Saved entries
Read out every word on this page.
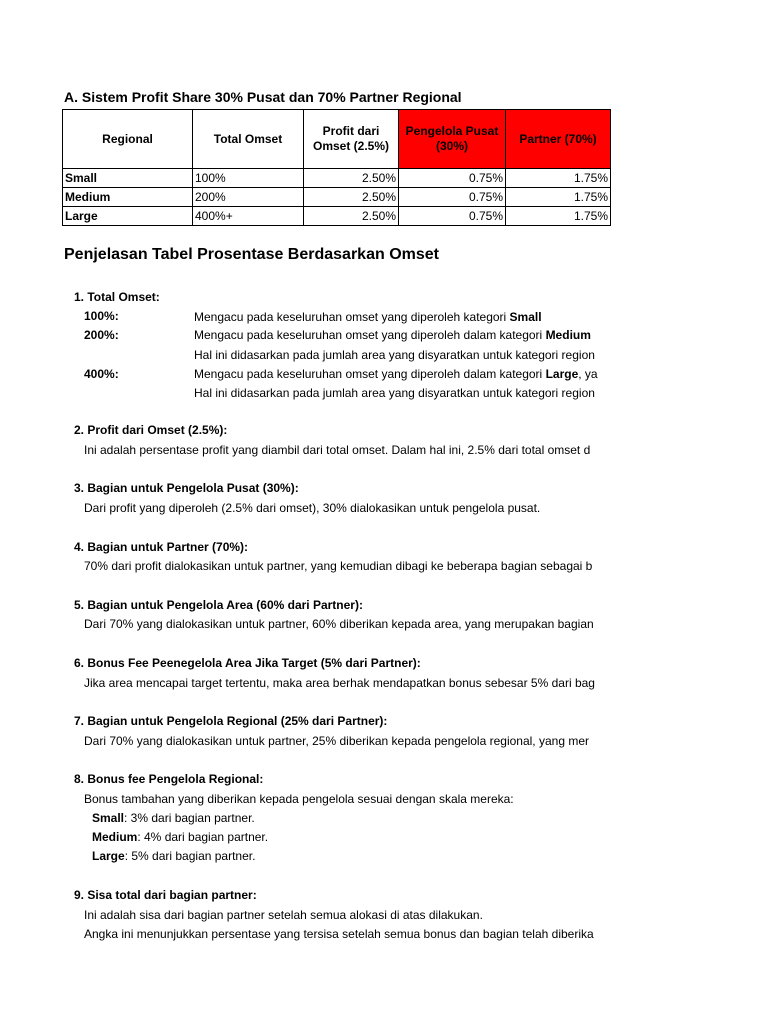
A. Sistem Profit Share 30% Pusat dan 70% Partner Regional
Regional	Total Omset	Profit dari Omset (2.5%)	Pengelola Pusat (30%)	Partner (70%)
Small	100%	2.50%	0.75%	1.75%
Medium	200%	2.50%	0.75%	1.75%
Large	400%+	2.50%	0.75%	1.75%
Penjelasan Tabel Prosentase Berdasarkan Omset
1. Total Omset:
100%:	Mengacu pada keseluruhan omset yang diperoleh kategori Small
200%:	Mengacu pada keseluruhan omset yang diperoleh dalam kategori Medium
Hal ini didasarkan pada jumlah area yang disyaratkan untuk kategori region
400%:	Mengacu pada keseluruhan omset yang diperoleh dalam kategori Large, ya
Hal ini didasarkan pada jumlah area yang disyaratkan untuk kategori region
2. Profit dari Omset (2.5%):
Ini adalah persentase profit yang diambil dari total omset. Dalam hal ini, 2.5% dari total omset d
3. Bagian untuk Pengelola Pusat (30%):
Dari profit yang diperoleh (2.5% dari omset), 30% dialokasikan untuk pengelola pusat.
4. Bagian untuk Partner (70%):
70% dari profit dialokasikan untuk partner, yang kemudian dibagi ke beberapa bagian sebagai b
5. Bagian untuk Pengelola Area (60% dari Partner):
Dari 70% yang dialokasikan untuk partner, 60% diberikan kepada area, yang merupakan bagian
6. Bonus Fee Peenegelola Area Jika Target (5% dari Partner):
Jika area mencapai target tertentu, maka area berhak mendapatkan bonus sebesar 5% dari bag
7. Bagian untuk Pengelola Regional (25% dari Partner):
Dari 70% yang dialokasikan untuk partner, 25% diberikan kepada pengelola regional, yang mer
8. Bonus fee Pengelola Regional:
Bonus tambahan yang diberikan kepada pengelola sesuai dengan skala mereka:
Small: 3% dari bagian partner.
Medium: 4% dari bagian partner.
Large: 5% dari bagian partner.
9. Sisa total dari bagian partner:
Ini adalah sisa dari bagian partner setelah semua alokasi di atas dilakukan.
Angka ini menunjukkan persentase yang tersisa setelah semua bonus dan bagian telah diberika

What is being asked
Where a line above includes "Jika", copy that line.

Result for this task
6. Bonus Fee Peenegelola Area Jika Target (5% dari Partner):
Jika area mencapai target tertentu, maka area berhak mendapatkan bonus sebesar 5% dari bag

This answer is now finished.